-- WORK TO BE COMPLETED --
Each word in the data below should be copied exactly; the images should not.

*** DATA ***

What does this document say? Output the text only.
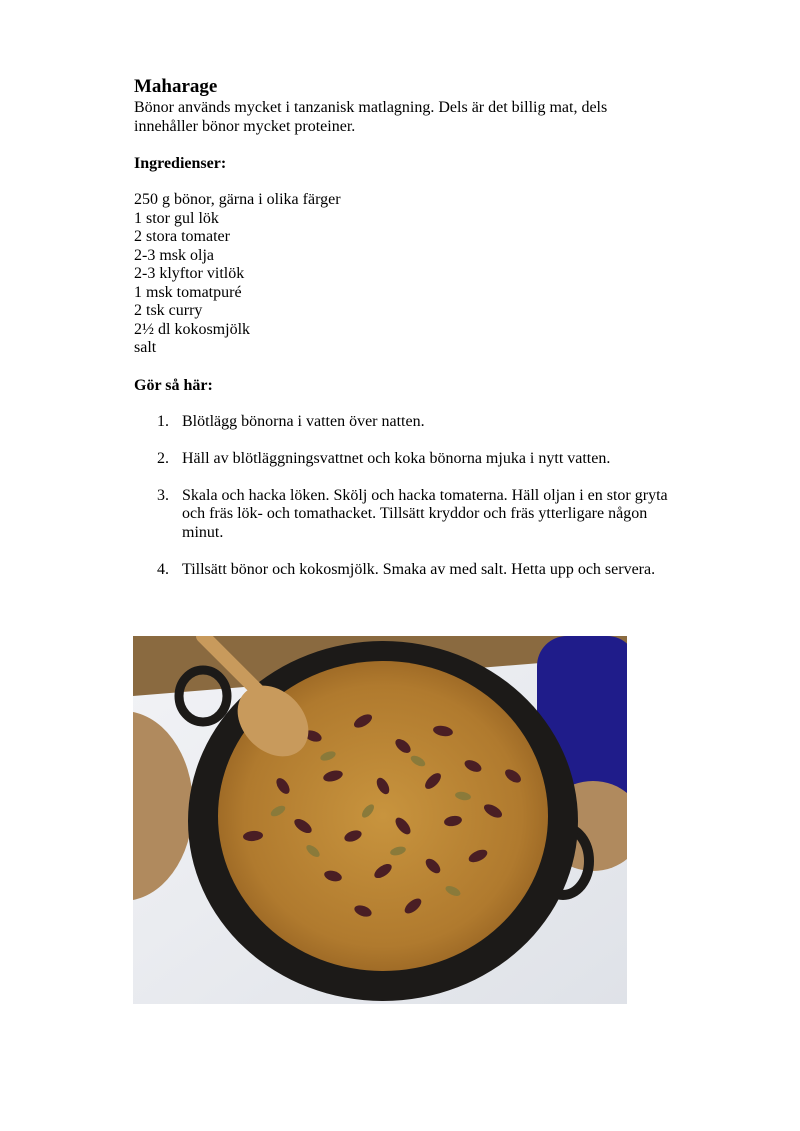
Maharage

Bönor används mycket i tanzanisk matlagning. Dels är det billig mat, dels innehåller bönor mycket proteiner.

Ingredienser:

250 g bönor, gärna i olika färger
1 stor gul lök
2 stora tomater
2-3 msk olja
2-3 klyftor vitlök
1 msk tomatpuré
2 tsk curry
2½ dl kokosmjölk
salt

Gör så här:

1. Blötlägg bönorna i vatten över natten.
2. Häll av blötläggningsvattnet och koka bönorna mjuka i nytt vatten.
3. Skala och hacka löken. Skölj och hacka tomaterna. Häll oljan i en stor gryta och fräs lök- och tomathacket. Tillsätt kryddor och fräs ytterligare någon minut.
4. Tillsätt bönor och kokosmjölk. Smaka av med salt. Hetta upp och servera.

*** End of DATA ***

-- EXERCISE ANSWER --
What does this document say? Output the text only.
Maharage

Bönor används mycket i tanzanisk matlagning. Dels är det billig mat, dels innehåller bönor mycket proteiner.

Ingredienser:

250 g bönor, gärna i olika färger
1 stor gul lök
2 stora tomater
2-3 msk olja
2-3 klyftor vitlök
1 msk tomatpuré
2 tsk curry
2½ dl kokosmjölk
salt

Gör så här:

1. Blötlägg bönorna i vatten över natten.
2. Häll av blötläggningsvattnet och koka bönorna mjuka i nytt vatten.
3. Skala och hacka löken. Skölj och hacka tomaterna. Häll oljan i en stor gryta och fräs lök- och tomathacket. Tillsätt kryddor och fräs ytterligare någon minut.
4. Tillsätt bönor och kokosmjölk. Smaka av med salt. Hetta upp och servera.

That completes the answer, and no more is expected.